# [Aim of the task]
Transcribe the records that follow, preserving every word.

# [Figure dataset records]
^^^^
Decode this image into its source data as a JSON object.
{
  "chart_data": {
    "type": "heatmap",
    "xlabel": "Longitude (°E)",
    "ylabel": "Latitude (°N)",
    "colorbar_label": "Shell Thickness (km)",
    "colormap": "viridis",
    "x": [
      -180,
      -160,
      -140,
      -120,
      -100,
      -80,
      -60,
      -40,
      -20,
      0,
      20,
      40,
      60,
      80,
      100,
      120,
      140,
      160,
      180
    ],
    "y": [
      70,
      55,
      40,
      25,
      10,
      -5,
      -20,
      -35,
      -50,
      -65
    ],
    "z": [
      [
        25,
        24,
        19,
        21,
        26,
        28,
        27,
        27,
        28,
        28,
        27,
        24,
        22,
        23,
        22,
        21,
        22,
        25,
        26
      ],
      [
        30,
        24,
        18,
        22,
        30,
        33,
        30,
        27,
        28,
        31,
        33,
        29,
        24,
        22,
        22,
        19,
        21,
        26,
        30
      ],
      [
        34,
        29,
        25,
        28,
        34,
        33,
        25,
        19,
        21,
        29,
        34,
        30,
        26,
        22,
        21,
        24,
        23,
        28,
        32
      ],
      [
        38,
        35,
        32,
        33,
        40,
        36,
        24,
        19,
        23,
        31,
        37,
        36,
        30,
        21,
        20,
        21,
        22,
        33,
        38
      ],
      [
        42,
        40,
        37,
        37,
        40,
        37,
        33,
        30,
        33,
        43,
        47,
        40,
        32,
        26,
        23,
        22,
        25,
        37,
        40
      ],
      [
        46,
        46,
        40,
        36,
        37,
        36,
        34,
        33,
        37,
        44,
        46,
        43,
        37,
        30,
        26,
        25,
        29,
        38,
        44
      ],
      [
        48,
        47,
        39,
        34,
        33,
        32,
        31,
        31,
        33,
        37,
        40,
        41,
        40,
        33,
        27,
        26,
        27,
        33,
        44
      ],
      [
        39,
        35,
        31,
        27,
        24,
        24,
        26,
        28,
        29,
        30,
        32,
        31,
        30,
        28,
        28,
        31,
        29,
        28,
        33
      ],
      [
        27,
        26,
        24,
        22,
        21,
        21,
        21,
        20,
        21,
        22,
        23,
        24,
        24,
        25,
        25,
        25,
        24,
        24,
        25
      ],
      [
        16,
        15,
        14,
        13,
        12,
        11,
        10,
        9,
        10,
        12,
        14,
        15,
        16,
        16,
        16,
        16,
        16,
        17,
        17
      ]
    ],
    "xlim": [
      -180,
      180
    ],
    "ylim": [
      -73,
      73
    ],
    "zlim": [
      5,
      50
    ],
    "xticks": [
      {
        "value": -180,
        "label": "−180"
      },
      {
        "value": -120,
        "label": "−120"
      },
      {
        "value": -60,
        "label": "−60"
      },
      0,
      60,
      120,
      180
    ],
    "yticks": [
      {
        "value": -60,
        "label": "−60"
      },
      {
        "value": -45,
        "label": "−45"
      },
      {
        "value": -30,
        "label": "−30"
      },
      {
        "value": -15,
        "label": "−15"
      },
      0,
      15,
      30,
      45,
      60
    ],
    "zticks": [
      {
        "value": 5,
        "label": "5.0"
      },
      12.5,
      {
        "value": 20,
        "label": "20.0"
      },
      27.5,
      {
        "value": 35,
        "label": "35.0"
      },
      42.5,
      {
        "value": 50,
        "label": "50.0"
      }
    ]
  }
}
^^^^
# [Correct answer]
Decode this image into its source data as a JSON object.
{
  "chart_data": {
    "type": "heatmap",
    "xlabel": "Longitude (°E)",
    "ylabel": "Latitude (°N)",
    "colorbar_label": "Shell Thickness (km)",
    "colormap": "viridis",
    "x": [
      -180,
      -160,
      -140,
      -120,
      -100,
      -80,
      -60,
      -40,
      -20,
      0,
      20,
      40,
      60,
      80,
      100,
      120,
      140,
      160,
      180
    ],
    "y": [
      70,
      55,
      40,
      25,
      10,
      -5,
      -20,
      -35,
      -50,
      -65
    ],
    "z": [
      [
        25,
        24,
        19,
        21,
        26,
        28,
        27,
        27,
        28,
        28,
        27,
        24,
        22,
        23,
        22,
        21,
        22,
        25,
        26
      ],
      [
        30,
        24,
        18,
        22,
        30,
        33,
        30,
        27,
        28,
        31,
        33,
        29,
        24,
        22,
        22,
        19,
        21,
        26,
        30
      ],
      [
        34,
        29,
        25,
        28,
        34,
        33,
        25,
        19,
        21,
        29,
        34,
        30,
        26,
        22,
        21,
        24,
        23,
        28,
        32
      ],
      [
        38,
        35,
        32,
        33,
        40,
        36,
        24,
        19,
        23,
        31,
        37,
        36,
        30,
        21,
        20,
        21,
        22,
        33,
        38
      ],
      [
        42,
        40,
        37,
        37,
        40,
        37,
        33,
        30,
        33,
        43,
        47,
        40,
        32,
        26,
        23,
        22,
        25,
        37,
        40
      ],
      [
        46,
        46,
        40,
        36,
        37,
        36,
        34,
        33,
        37,
        44,
        46,
        43,
        37,
        30,
        26,
        25,
        29,
        38,
        44
      ],
      [
        48,
        47,
        39,
        34,
        33,
        32,
        31,
        31,
        33,
        37,
        40,
        41,
        40,
        33,
        27,
        26,
        27,
        33,
        44
      ],
      [
        39,
        35,
        31,
        27,
        24,
        24,
        26,
        28,
        29,
        30,
        32,
        31,
        30,
        28,
        28,
        31,
        29,
        28,
        33
      ],
      [
        27,
        26,
        24,
        22,
        21,
        21,
        21,
        20,
        21,
        22,
        23,
        24,
        24,
        25,
        25,
        25,
        24,
        24,
        25
      ],
      [
        16,
        15,
        14,
        13,
        12,
        11,
        10,
        9,
        10,
        12,
        14,
        15,
        16,
        16,
        16,
        16,
        16,
        17,
        17
      ]
    ],
    "xlim": [
      -180,
      180
    ],
    "ylim": [
      -73,
      73
    ],
    "zlim": [
      5,
      50
    ],
    "xticks": [
      {
        "value": -180,
        "label": "−180"
      },
      {
        "value": -120,
        "label": "−120"
      },
      {
        "value": -60,
        "label": "−60"
      },
      0,
      60,
      120,
      180
    ],
    "yticks": [
      {
        "value": -60,
        "label": "−60"
      },
      {
        "value": -45,
        "label": "−45"
      },
      {
        "value": -30,
        "label": "−30"
      },
      {
        "value": -15,
        "label": "−15"
      },
      0,
      15,
      30,
      45,
      60
    ],
    "zticks": [
      {
        "value": 5,
        "label": "5.0"
      },
      12.5,
      {
        "value": 20,
        "label": "20.0"
      },
      27.5,
      {
        "value": 35,
        "label": "35.0"
      },
      42.5,
      {
        "value": 50,
        "label": "50.0"
      }
    ]
  }
}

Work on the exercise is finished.